* **Objective**: Return every entry exactly as written.
-- begin Data to use --
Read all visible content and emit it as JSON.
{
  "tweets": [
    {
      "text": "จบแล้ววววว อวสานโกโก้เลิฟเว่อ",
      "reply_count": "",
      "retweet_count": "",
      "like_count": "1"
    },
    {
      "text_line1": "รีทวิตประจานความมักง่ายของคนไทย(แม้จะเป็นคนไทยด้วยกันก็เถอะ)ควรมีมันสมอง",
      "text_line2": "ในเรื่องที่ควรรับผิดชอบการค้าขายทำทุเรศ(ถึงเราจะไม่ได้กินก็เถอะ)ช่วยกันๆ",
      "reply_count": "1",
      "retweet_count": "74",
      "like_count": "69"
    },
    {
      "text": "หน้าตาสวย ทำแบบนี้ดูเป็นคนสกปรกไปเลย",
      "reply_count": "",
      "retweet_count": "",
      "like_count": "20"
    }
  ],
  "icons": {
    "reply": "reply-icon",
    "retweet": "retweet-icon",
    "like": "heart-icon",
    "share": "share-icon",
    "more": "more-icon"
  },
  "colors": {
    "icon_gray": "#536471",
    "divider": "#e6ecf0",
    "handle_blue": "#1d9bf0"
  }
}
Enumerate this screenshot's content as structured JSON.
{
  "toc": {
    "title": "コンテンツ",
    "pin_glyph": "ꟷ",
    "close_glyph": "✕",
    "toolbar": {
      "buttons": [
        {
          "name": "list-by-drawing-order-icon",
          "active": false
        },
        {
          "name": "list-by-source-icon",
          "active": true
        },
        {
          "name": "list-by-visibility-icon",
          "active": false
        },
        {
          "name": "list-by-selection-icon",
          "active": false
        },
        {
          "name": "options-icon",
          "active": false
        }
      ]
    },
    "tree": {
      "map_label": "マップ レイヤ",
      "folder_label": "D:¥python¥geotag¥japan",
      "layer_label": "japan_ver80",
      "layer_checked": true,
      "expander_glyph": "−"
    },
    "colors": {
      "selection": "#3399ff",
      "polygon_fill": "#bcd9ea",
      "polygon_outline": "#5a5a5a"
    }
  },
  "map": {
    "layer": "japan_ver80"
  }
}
-- end Data to use --
* **Exercise result**:
Read all visible content and emit it as JSON.
{
  "tweets": [
    {
      "text": "จบแล้ววววว อวสานโกโก้เลิฟเว่อ",
      "reply_count": "",
      "retweet_count": "",
      "like_count": "1"
    },
    {
      "text_line1": "รีทวิตประจานความมักง่ายของคนไทย(แม้จะเป็นคนไทยด้วยกันก็เถอะ)ควรมีมันสมอง",
      "text_line2": "ในเรื่องที่ควรรับผิดชอบการค้าขายทำทุเรศ(ถึงเราจะไม่ได้กินก็เถอะ)ช่วยกันๆ",
      "reply_count": "1",
      "retweet_count": "74",
      "like_count": "69"
    },
    {
      "text": "หน้าตาสวย ทำแบบนี้ดูเป็นคนสกปรกไปเลย",
      "reply_count": "",
      "retweet_count": "",
      "like_count": "20"
    }
  ],
  "icons": {
    "reply": "reply-icon",
    "retweet": "retweet-icon",
    "like": "heart-icon",
    "share": "share-icon",
    "more": "more-icon"
  },
  "colors": {
    "icon_gray": "#536471",
    "divider": "#e6ecf0",
    "handle_blue": "#1d9bf0"
  }
}
Enumerate this screenshot's content as structured JSON.
{
  "toc": {
    "title": "コンテンツ",
    "pin_glyph": "ꟷ",
    "close_glyph": "✕",
    "toolbar": {
      "buttons": [
        {
          "name": "list-by-drawing-order-icon",
          "active": false
        },
        {
          "name": "list-by-source-icon",
          "active": true
        },
        {
          "name": "list-by-visibility-icon",
          "active": false
        },
        {
          "name": "list-by-selection-icon",
          "active": false
        },
        {
          "name": "options-icon",
          "active": false
        }
      ]
    },
    "tree": {
      "map_label": "マップ レイヤ",
      "folder_label": "D:¥python¥geotag¥japan",
      "layer_label": "japan_ver80",
      "layer_checked": true,
      "expander_glyph": "−"
    },
    "colors": {
      "selection": "#3399ff",
      "polygon_fill": "#bcd9ea",
      "polygon_outline": "#5a5a5a"
    }
  },
  "map": {
    "layer": "japan_ver80"
  }
}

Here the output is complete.